Auszug —
Gesundheitswesen im UmbruchBerner Krankenkassen Visana und Atupri fusionieren
Durch den Zusammenschluss entsteht im Kanton Bern eine Krankenkasse mit neu fast 800’000 Grundversicherten.
Die beiden Berner Krankenversicherer Atupri und Visana schliessen sich zur neuen Gruppe Atusana zusammen. Die Fusion erfolgt per 1. Januar 2024, wie diese Redaktion nach einer Mitarbeiterinformation vom Mittwoch erfuhr und die beiden Versicherer anschliessend mitteilten.
«Mit dem Zusammenschluss werden wir zu einer schweizweit führenden Krankenversicherungsgruppe mit starkem Heimmarkt im Espace Mittelland», sagt Lorenz Hess, Verwaltungsratspräsident von Visana.
Visana ist Marktführer im Kanton Bern und die Nummer 6 der Grundversicherer in der Schweiz. Die aus der ehemaligen Betriebskrankenkasse der SBB entstandene Atupri ist nach Visana und KPT die drittgrösste Krankenkasse mit Sitz im Kanton. Zusammen rücken sie schweizweit in der Grundversicherung nahe an die Nummer 5 Assura heran.
«Der Zusammenschluss ist eine Fusion auf Augenhöhe», sagt Hess. Atupri befand sich allerdings zuletzt auf Talfahrt. 2022 resultierte ein beträchtlicher Verlust von 66 Millionen Franken. Und auf dieses Jahr verlor Atupri in der Grundversicherung gut 40’000 Versicherte oder fast 21 Prozent.
Marken bleiben, Arbeitsplätze auch
Zusammen wollen Visana und Atupri Synergien nutzen, kommen sie doch inklusive Zusatzversicherungen neu auf über eine Million Kundinnen und Kunden. Es sei aber ausdrücklich keine Übernahme, sagt Visana-Chef Angelo Eggli, der auch als CEO der Atusana-Gruppe designiert ist. Unter dem Dach einer Stiftung sollen Visana und Atupri operativ und unternehmerisch unabhängig bleiben. Der Name Atusana wird also zumindest vorläufig nicht (kostspielig) vermarktet.

[In einem Datensatz aufgeführte Einträge]

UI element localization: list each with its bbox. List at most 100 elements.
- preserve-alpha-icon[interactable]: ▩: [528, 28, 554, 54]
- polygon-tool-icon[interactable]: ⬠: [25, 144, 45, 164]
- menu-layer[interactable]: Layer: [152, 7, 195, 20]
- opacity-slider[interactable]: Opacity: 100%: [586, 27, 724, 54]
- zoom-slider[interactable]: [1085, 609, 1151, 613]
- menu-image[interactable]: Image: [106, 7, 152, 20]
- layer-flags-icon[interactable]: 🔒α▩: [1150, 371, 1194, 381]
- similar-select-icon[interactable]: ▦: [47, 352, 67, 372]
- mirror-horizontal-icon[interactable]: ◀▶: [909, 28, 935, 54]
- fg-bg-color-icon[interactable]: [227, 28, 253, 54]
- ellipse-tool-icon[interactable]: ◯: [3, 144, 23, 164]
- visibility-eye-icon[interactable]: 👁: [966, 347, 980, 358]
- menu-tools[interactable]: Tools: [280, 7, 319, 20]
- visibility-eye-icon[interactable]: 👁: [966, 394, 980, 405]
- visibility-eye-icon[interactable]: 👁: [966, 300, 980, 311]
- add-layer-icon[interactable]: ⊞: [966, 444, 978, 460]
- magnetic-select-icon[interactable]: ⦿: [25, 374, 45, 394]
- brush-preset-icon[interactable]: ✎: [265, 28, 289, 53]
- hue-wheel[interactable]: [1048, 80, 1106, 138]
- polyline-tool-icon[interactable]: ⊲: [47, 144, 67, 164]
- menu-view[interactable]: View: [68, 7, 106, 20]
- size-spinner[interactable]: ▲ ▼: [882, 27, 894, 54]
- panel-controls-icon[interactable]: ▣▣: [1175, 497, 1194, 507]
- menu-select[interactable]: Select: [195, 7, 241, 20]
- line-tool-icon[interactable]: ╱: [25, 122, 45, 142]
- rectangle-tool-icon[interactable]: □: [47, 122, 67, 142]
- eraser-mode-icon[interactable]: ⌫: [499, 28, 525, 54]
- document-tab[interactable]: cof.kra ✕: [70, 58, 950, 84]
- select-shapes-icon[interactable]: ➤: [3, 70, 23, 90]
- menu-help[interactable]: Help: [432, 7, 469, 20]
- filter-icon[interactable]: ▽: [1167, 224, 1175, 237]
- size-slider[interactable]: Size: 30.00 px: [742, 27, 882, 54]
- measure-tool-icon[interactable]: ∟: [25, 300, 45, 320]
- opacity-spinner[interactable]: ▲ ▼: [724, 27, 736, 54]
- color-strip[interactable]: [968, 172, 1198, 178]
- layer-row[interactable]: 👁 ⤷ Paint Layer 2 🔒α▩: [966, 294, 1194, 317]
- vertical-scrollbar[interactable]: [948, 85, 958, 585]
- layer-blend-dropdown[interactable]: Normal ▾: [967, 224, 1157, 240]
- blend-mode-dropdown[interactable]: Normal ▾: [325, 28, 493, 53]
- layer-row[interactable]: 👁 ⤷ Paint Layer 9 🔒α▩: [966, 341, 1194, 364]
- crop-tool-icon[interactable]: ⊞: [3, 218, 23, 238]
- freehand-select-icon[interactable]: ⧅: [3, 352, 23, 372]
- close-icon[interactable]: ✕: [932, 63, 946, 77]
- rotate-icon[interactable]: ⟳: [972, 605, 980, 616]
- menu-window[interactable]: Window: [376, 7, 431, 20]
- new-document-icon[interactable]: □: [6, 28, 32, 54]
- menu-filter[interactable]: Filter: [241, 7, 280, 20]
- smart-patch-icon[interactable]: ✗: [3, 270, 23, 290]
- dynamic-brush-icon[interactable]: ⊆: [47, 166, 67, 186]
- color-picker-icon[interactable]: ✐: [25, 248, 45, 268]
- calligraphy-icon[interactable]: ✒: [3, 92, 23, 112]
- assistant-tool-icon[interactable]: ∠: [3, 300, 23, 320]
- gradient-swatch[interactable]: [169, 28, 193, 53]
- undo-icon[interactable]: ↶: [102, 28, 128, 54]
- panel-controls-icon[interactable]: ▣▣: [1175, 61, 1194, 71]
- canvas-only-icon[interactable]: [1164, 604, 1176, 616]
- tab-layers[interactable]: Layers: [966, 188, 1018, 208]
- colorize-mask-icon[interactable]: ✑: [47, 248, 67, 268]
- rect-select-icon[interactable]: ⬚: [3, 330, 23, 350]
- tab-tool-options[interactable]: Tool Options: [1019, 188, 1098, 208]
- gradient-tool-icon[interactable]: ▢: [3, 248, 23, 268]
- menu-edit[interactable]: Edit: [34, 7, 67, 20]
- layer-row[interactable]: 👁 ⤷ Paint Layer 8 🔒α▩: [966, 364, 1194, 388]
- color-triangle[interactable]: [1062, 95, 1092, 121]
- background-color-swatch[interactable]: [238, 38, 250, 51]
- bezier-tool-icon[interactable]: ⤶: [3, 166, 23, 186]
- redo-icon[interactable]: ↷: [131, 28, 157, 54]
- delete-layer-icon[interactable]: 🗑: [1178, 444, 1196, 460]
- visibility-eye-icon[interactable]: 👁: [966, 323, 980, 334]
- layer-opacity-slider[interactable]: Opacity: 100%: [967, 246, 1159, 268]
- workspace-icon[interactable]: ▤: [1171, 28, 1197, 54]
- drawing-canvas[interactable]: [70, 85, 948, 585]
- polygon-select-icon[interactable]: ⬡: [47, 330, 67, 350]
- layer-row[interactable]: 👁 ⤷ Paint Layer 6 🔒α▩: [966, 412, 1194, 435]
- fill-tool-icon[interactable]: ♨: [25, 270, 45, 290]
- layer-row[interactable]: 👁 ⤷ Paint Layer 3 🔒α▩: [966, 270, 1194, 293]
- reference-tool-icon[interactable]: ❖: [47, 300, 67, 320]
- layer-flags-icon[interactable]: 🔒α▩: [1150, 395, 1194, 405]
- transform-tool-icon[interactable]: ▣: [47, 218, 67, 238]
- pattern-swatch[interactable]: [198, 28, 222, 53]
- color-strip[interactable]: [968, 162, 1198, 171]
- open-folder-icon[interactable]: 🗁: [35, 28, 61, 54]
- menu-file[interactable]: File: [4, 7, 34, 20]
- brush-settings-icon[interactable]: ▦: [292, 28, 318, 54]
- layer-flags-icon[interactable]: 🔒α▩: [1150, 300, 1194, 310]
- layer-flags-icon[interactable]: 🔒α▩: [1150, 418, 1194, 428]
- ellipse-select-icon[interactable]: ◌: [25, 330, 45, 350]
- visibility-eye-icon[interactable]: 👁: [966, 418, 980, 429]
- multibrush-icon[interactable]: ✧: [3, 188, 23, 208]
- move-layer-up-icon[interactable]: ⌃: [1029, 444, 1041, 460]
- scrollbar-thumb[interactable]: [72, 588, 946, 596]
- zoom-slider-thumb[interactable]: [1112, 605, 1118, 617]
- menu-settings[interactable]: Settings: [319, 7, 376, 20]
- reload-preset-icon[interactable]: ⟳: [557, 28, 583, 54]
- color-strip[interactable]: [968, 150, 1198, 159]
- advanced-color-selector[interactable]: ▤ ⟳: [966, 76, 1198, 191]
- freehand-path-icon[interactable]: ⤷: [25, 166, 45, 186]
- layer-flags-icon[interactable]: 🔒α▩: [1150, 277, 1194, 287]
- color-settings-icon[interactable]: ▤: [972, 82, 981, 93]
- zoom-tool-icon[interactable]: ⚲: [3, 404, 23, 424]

Aufgabe A — Schreiben Sie bitte den Auszug von „Gesundheitswesen im UmbruchBerner“ bis einschließlich „Verwaltungsratspräsident von Visana.“ wortgetreu ab.
Aufgabe B — Welchen Verlust verzeichnete Atupri laut dem Auszug im Jahr 2022?
Die Auflistung ist eigenständiges Material und gehört nicht zum Auszug.

Antwort A —
Gesundheitswesen im UmbruchBerner Krankenkassen Visana und Atupri fusionieren
Durch den Zusammenschluss entsteht im Kanton Bern eine Krankenkasse mit neu fast 800’000 Grundversicherten.
Die beiden Berner Krankenversicherer Atupri und Visana schliessen sich zur neuen Gruppe Atusana zusammen. Die Fusion erfolgt per 1. Januar 2024, wie diese Redaktion nach einer Mitarbeiterinformation vom Mittwoch erfuhr und die beiden Versicherer anschliessend mitteilten.
«Mit dem Zusammenschluss werden wir zu einer schweizweit führenden Krankenversicherungsgruppe mit starkem Heimmarkt im Espace Mittelland», sagt Lorenz Hess, Verwaltungsratspräsident von Visana.

Antwort B — 66 Millionen Franken.